**Items from a data source**.
▼
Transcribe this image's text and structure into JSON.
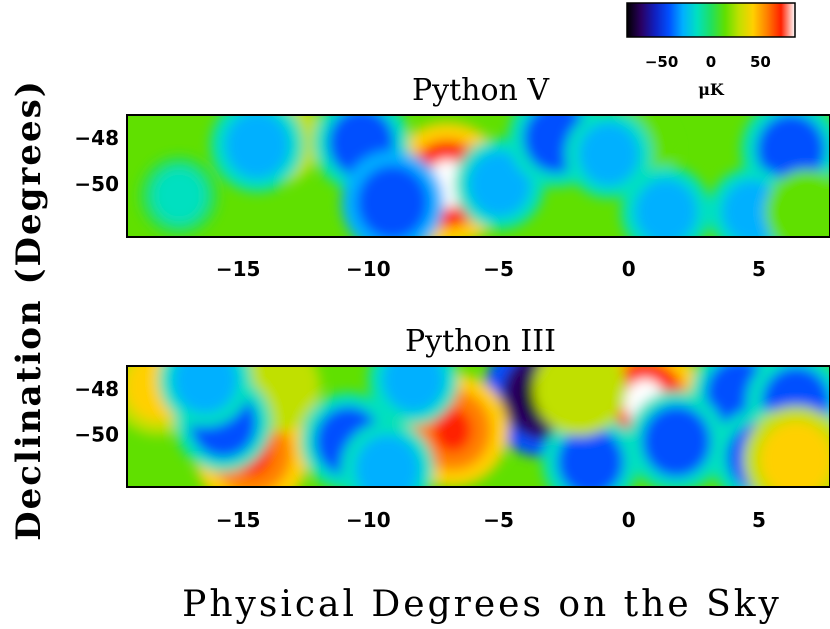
{
  "chart_data": {
    "type": "heatmap",
    "colorbar": {
      "tick_labels": [
        "−50",
        "0",
        "50"
      ],
      "tick_values": [
        -50,
        0,
        50
      ],
      "range": [
        -85,
        85
      ],
      "unit": "μK",
      "colormap": [
        "#000000",
        "#2a0060",
        "#1020c0",
        "#0050ff",
        "#00b0ff",
        "#00e0c0",
        "#20e060",
        "#60e000",
        "#c0e000",
        "#ffd000",
        "#ff8000",
        "#ff2000",
        "#ffffff"
      ]
    },
    "ylabel": "Declination (Degrees)",
    "xlabel": "Physical Degrees on the Sky",
    "panels": [
      {
        "title": "Python V",
        "xlim": [
          -19.5,
          7.5
        ],
        "ylim": [
          -52.3,
          -47.0
        ],
        "xticks": [
          -15,
          -10,
          -5,
          0,
          5
        ],
        "xtick_labels": [
          "−15",
          "−10",
          "−5",
          "0",
          "5"
        ],
        "yticks": [
          -48,
          -50
        ],
        "ytick_labels": [
          "−48",
          "−50"
        ],
        "features": [
          {
            "x": -7.2,
            "y": -50.0,
            "value": 85
          },
          {
            "x": -13.8,
            "y": -48.0,
            "value": 40
          },
          {
            "x": 0.0,
            "y": -48.5,
            "value": 25
          },
          {
            "x": -14.5,
            "y": -48.3,
            "value": -40
          },
          {
            "x": -10.5,
            "y": -48.2,
            "value": -45
          },
          {
            "x": -9.3,
            "y": -50.8,
            "value": -55
          },
          {
            "x": -5.2,
            "y": -50.0,
            "value": -35
          },
          {
            "x": -3.0,
            "y": -48.0,
            "value": -45
          },
          {
            "x": -1.0,
            "y": -48.7,
            "value": -30
          },
          {
            "x": 6.0,
            "y": -48.5,
            "value": -50
          },
          {
            "x": 1.2,
            "y": -51.2,
            "value": -35
          },
          {
            "x": 4.5,
            "y": -51.2,
            "value": -30
          },
          {
            "x": -17.5,
            "y": -50.5,
            "value": -15
          },
          {
            "x": 6.6,
            "y": -51.2,
            "value": 25
          }
        ]
      },
      {
        "title": "Python III",
        "xlim": [
          -19.5,
          7.5
        ],
        "ylim": [
          -52.3,
          -47.0
        ],
        "xticks": [
          -15,
          -10,
          -5,
          0,
          5
        ],
        "xtick_labels": [
          "−15",
          "−10",
          "−5",
          "0",
          "5"
        ],
        "yticks": [
          -48,
          -50
        ],
        "ytick_labels": [
          "−48",
          "−50"
        ],
        "features": [
          {
            "x": -3.5,
            "y": -48.3,
            "value": -85
          },
          {
            "x": -14.7,
            "y": -50.8,
            "value": 75
          },
          {
            "x": -7.0,
            "y": -49.8,
            "value": 70
          },
          {
            "x": 0.4,
            "y": -48.6,
            "value": 80
          },
          {
            "x": -18.3,
            "y": -47.9,
            "value": 45
          },
          {
            "x": -13.8,
            "y": -47.9,
            "value": 35
          },
          {
            "x": -11.0,
            "y": -50.3,
            "value": -45
          },
          {
            "x": -9.5,
            "y": -51.5,
            "value": -40
          },
          {
            "x": -15.8,
            "y": -49.5,
            "value": -45
          },
          {
            "x": -16.5,
            "y": -47.6,
            "value": -40
          },
          {
            "x": 4.0,
            "y": -48.2,
            "value": -45
          },
          {
            "x": 6.2,
            "y": -48.6,
            "value": -50
          },
          {
            "x": 1.6,
            "y": -50.3,
            "value": -50
          },
          {
            "x": -1.7,
            "y": -51.2,
            "value": -45
          },
          {
            "x": 4.8,
            "y": -51.0,
            "value": -45
          },
          {
            "x": 6.2,
            "y": -51.1,
            "value": 60
          },
          {
            "x": -2.1,
            "y": -48.0,
            "value": 40
          },
          {
            "x": -8.5,
            "y": -47.6,
            "value": -35
          }
        ]
      }
    ]
  }
}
▲
**Task requirements**. Can you retype every record above exactly, leaving out the pictures?

**Final answer**.
Transcribe this image's text and structure into JSON.
{
  "chart_data": {
    "type": "heatmap",
    "colorbar": {
      "tick_labels": [
        "−50",
        "0",
        "50"
      ],
      "tick_values": [
        -50,
        0,
        50
      ],
      "range": [
        -85,
        85
      ],
      "unit": "μK",
      "colormap": [
        "#000000",
        "#2a0060",
        "#1020c0",
        "#0050ff",
        "#00b0ff",
        "#00e0c0",
        "#20e060",
        "#60e000",
        "#c0e000",
        "#ffd000",
        "#ff8000",
        "#ff2000",
        "#ffffff"
      ]
    },
    "ylabel": "Declination (Degrees)",
    "xlabel": "Physical Degrees on the Sky",
    "panels": [
      {
        "title": "Python V",
        "xlim": [
          -19.5,
          7.5
        ],
        "ylim": [
          -52.3,
          -47.0
        ],
        "xticks": [
          -15,
          -10,
          -5,
          0,
          5
        ],
        "xtick_labels": [
          "−15",
          "−10",
          "−5",
          "0",
          "5"
        ],
        "yticks": [
          -48,
          -50
        ],
        "ytick_labels": [
          "−48",
          "−50"
        ],
        "features": [
          {
            "x": -7.2,
            "y": -50.0,
            "value": 85
          },
          {
            "x": -13.8,
            "y": -48.0,
            "value": 40
          },
          {
            "x": 0.0,
            "y": -48.5,
            "value": 25
          },
          {
            "x": -14.5,
            "y": -48.3,
            "value": -40
          },
          {
            "x": -10.5,
            "y": -48.2,
            "value": -45
          },
          {
            "x": -9.3,
            "y": -50.8,
            "value": -55
          },
          {
            "x": -5.2,
            "y": -50.0,
            "value": -35
          },
          {
            "x": -3.0,
            "y": -48.0,
            "value": -45
          },
          {
            "x": -1.0,
            "y": -48.7,
            "value": -30
          },
          {
            "x": 6.0,
            "y": -48.5,
            "value": -50
          },
          {
            "x": 1.2,
            "y": -51.2,
            "value": -35
          },
          {
            "x": 4.5,
            "y": -51.2,
            "value": -30
          },
          {
            "x": -17.5,
            "y": -50.5,
            "value": -15
          },
          {
            "x": 6.6,
            "y": -51.2,
            "value": 25
          }
        ]
      },
      {
        "title": "Python III",
        "xlim": [
          -19.5,
          7.5
        ],
        "ylim": [
          -52.3,
          -47.0
        ],
        "xticks": [
          -15,
          -10,
          -5,
          0,
          5
        ],
        "xtick_labels": [
          "−15",
          "−10",
          "−5",
          "0",
          "5"
        ],
        "yticks": [
          -48,
          -50
        ],
        "ytick_labels": [
          "−48",
          "−50"
        ],
        "features": [
          {
            "x": -3.5,
            "y": -48.3,
            "value": -85
          },
          {
            "x": -14.7,
            "y": -50.8,
            "value": 75
          },
          {
            "x": -7.0,
            "y": -49.8,
            "value": 70
          },
          {
            "x": 0.4,
            "y": -48.6,
            "value": 80
          },
          {
            "x": -18.3,
            "y": -47.9,
            "value": 45
          },
          {
            "x": -13.8,
            "y": -47.9,
            "value": 35
          },
          {
            "x": -11.0,
            "y": -50.3,
            "value": -45
          },
          {
            "x": -9.5,
            "y": -51.5,
            "value": -40
          },
          {
            "x": -15.8,
            "y": -49.5,
            "value": -45
          },
          {
            "x": -16.5,
            "y": -47.6,
            "value": -40
          },
          {
            "x": 4.0,
            "y": -48.2,
            "value": -45
          },
          {
            "x": 6.2,
            "y": -48.6,
            "value": -50
          },
          {
            "x": 1.6,
            "y": -50.3,
            "value": -50
          },
          {
            "x": -1.7,
            "y": -51.2,
            "value": -45
          },
          {
            "x": 4.8,
            "y": -51.0,
            "value": -45
          },
          {
            "x": 6.2,
            "y": -51.1,
            "value": 60
          },
          {
            "x": -2.1,
            "y": -48.0,
            "value": 40
          },
          {
            "x": -8.5,
            "y": -47.6,
            "value": -35
          }
        ]
      }
    ]
  }
}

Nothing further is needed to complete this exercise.